Scan the data below. Pull out each line where "деревьев" occurs.

_Extracted data entries:_
☆ ☆ ☆ ☆ ☆

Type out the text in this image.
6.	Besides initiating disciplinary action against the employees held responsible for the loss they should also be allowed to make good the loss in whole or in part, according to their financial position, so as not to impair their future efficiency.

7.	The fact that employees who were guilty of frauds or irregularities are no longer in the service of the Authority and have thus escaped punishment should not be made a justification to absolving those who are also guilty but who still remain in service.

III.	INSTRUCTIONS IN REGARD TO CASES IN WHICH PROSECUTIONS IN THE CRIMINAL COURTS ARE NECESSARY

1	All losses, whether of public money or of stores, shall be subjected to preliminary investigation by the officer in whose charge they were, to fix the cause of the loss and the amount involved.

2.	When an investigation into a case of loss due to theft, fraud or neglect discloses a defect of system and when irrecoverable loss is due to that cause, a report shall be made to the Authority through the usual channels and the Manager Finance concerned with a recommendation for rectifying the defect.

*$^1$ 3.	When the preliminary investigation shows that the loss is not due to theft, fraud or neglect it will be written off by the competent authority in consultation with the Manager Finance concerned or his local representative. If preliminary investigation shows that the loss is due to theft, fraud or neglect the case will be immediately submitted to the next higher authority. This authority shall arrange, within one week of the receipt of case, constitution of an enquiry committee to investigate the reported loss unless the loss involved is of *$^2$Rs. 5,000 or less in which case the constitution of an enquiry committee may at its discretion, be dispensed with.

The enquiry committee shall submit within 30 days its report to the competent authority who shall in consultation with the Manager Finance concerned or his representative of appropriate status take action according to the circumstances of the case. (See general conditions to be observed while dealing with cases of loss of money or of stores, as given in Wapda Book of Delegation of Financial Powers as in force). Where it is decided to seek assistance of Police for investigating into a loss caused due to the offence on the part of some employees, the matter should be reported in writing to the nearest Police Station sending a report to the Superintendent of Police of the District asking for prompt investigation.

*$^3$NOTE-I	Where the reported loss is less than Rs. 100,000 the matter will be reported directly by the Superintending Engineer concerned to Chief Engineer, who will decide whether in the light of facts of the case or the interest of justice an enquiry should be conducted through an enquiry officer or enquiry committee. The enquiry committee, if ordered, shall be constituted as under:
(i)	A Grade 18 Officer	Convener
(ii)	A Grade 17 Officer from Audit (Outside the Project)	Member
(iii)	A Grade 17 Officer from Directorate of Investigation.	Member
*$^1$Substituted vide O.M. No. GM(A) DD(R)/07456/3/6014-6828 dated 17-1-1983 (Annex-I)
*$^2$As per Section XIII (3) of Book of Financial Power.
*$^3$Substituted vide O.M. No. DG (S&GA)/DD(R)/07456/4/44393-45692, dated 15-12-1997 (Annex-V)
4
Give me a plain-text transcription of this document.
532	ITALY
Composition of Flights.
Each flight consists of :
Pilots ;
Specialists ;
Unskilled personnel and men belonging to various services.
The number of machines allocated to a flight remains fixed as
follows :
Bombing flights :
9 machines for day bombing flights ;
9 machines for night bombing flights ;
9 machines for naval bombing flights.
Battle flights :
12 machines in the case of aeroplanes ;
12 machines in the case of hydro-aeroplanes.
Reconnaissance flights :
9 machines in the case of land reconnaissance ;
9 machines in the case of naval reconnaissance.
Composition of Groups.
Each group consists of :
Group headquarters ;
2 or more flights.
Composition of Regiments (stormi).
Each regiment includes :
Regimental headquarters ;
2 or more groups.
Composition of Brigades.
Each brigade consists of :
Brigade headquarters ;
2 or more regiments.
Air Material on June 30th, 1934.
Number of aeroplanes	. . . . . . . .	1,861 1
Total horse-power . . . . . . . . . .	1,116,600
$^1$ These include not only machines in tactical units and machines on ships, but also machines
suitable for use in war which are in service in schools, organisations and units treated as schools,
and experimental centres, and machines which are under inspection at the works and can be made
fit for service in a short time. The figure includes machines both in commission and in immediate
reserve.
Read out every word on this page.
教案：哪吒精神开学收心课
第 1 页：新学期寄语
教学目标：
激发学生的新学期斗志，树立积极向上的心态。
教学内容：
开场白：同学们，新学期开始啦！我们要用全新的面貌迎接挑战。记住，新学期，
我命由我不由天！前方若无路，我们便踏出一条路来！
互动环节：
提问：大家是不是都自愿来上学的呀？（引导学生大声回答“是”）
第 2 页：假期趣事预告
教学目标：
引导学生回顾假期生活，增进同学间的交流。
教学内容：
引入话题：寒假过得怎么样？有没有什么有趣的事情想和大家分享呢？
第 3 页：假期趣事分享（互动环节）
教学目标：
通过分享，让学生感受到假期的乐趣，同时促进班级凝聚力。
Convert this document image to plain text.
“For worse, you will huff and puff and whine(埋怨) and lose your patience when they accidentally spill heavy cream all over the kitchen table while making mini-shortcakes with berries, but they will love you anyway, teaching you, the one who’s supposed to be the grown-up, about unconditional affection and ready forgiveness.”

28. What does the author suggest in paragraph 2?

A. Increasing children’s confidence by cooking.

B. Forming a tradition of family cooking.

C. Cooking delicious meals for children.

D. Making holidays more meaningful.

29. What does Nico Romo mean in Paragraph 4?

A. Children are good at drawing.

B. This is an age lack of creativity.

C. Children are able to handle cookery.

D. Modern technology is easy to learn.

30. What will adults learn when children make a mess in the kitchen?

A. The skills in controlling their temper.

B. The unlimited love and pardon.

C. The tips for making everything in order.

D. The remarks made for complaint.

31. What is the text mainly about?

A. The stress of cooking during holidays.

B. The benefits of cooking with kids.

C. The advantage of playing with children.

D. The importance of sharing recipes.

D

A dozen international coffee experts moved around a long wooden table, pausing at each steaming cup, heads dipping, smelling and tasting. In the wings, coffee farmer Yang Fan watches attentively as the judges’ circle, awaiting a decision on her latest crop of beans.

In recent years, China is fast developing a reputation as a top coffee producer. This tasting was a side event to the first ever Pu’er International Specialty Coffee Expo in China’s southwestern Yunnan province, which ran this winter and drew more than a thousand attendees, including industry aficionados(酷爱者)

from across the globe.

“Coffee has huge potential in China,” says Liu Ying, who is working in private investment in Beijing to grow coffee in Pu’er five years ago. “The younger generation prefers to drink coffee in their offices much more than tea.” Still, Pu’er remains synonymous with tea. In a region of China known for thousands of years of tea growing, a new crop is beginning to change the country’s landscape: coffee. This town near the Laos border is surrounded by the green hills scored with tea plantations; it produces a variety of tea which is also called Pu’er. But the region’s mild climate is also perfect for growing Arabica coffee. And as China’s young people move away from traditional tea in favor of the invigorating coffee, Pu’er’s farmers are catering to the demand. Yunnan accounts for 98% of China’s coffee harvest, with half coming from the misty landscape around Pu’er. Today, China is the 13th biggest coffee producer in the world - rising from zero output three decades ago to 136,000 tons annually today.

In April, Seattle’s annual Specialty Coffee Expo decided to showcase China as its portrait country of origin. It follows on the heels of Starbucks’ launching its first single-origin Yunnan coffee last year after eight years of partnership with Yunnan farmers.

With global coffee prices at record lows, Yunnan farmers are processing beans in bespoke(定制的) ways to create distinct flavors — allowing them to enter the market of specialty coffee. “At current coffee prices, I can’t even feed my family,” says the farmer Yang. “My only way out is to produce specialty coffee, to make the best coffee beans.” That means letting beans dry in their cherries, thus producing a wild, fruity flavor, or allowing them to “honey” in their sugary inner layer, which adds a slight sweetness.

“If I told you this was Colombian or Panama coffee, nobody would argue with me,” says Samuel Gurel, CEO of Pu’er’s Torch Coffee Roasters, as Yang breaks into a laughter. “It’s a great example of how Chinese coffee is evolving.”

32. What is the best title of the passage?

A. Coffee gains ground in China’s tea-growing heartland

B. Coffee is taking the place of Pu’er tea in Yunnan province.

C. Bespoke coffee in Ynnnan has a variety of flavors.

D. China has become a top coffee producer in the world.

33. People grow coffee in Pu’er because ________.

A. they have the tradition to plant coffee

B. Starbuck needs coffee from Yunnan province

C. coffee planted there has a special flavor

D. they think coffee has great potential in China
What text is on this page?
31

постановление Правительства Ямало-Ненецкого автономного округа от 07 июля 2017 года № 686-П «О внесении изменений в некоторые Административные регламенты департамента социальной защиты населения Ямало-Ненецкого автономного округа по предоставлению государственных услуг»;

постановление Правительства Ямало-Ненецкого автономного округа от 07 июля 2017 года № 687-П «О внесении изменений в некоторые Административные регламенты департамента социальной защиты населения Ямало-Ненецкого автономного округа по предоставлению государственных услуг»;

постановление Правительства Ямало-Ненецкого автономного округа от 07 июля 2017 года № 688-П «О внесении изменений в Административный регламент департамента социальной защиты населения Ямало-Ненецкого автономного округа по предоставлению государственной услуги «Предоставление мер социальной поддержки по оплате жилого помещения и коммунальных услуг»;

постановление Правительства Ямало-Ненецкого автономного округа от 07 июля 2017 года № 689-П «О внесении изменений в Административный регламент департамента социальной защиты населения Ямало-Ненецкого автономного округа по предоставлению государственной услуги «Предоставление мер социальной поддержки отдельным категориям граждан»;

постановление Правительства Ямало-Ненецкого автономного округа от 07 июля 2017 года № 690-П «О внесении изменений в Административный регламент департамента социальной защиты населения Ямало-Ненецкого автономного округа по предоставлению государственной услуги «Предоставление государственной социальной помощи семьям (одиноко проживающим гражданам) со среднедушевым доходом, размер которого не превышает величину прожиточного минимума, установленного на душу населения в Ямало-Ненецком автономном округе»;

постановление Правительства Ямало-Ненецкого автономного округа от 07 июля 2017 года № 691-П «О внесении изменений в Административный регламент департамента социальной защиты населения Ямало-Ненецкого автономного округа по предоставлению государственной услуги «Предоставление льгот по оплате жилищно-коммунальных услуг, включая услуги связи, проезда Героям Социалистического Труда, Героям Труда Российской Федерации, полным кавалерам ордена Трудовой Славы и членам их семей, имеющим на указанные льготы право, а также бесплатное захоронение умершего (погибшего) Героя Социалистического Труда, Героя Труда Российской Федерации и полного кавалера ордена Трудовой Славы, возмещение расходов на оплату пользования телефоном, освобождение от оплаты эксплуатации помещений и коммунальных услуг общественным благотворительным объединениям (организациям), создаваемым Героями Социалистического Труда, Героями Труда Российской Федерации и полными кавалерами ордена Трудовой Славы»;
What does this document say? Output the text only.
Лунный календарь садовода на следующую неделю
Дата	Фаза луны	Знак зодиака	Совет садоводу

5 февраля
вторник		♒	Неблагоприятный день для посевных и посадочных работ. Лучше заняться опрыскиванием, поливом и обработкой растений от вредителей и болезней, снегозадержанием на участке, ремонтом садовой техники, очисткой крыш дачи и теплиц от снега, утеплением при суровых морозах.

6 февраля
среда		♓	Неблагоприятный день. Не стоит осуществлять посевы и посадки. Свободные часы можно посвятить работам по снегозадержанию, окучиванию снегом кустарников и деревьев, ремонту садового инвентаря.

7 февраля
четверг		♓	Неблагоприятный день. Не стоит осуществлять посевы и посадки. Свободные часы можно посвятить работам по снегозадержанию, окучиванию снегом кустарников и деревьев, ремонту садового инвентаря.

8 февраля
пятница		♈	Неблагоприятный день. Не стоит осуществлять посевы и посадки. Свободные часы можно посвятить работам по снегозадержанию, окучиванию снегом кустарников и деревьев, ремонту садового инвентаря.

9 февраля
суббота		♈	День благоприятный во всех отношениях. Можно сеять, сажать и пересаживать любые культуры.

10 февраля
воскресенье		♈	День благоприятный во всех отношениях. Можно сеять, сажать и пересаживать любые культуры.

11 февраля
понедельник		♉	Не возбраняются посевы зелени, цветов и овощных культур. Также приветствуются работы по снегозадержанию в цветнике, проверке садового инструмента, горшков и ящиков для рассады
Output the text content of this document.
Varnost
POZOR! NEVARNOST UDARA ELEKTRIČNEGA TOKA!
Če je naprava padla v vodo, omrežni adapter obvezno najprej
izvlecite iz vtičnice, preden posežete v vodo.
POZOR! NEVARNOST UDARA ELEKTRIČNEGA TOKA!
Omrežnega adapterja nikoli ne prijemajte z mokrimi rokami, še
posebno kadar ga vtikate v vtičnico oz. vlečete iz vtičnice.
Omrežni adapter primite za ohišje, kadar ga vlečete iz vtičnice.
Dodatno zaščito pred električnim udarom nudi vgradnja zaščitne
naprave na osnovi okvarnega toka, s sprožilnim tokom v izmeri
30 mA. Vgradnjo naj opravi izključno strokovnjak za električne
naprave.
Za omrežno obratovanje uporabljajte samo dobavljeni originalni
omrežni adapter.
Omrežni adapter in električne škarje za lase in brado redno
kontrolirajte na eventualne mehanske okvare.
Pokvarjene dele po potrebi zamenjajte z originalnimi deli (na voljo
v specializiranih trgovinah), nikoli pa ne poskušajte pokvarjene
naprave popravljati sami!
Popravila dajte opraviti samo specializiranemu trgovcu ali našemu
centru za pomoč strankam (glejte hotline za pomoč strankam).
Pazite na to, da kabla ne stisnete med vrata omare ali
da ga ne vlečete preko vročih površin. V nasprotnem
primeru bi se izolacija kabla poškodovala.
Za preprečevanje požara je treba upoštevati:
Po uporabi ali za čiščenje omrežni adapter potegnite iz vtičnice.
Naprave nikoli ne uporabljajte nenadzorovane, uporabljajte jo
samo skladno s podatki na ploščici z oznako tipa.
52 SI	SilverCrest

☆ ☆ ☆ ☆ ☆

_Answer to the task:_
среда		♓	Неблагоприятный день. Не стоит осуществлять посевы и посадки. Свободные часы можно посвятить работам по снегозадержанию, окучиванию снегом кустарников и деревьев, ремонту садового инвентаря.
четверг		♓	Неблагоприятный день. Не стоит осуществлять посевы и посадки. Свободные часы можно посвятить работам по снегозадержанию, окучиванию снегом кустарников и деревьев, ремонту садового инвентаря.
пятница		♈	Неблагоприятный день. Не стоит осуществлять посевы и посадки. Свободные часы можно посвятить работам по снегозадержанию, окучиванию снегом кустарников и деревьев, ремонту садового инвентаря.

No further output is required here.